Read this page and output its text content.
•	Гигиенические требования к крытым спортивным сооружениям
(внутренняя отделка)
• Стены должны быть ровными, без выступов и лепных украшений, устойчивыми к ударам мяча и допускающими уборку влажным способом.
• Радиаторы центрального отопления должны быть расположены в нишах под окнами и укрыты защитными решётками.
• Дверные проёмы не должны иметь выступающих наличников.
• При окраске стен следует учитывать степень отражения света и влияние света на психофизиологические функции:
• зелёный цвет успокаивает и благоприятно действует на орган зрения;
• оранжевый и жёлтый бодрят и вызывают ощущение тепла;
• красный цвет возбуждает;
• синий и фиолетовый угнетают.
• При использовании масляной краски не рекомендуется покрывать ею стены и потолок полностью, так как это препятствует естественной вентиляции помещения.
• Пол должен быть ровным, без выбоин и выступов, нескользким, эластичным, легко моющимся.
● ● ● ● ● ● ●
DIRECTIONS
Your answer should be a single number: the count of lines containing the word "цвет".

EXERCISE SOLUTION
2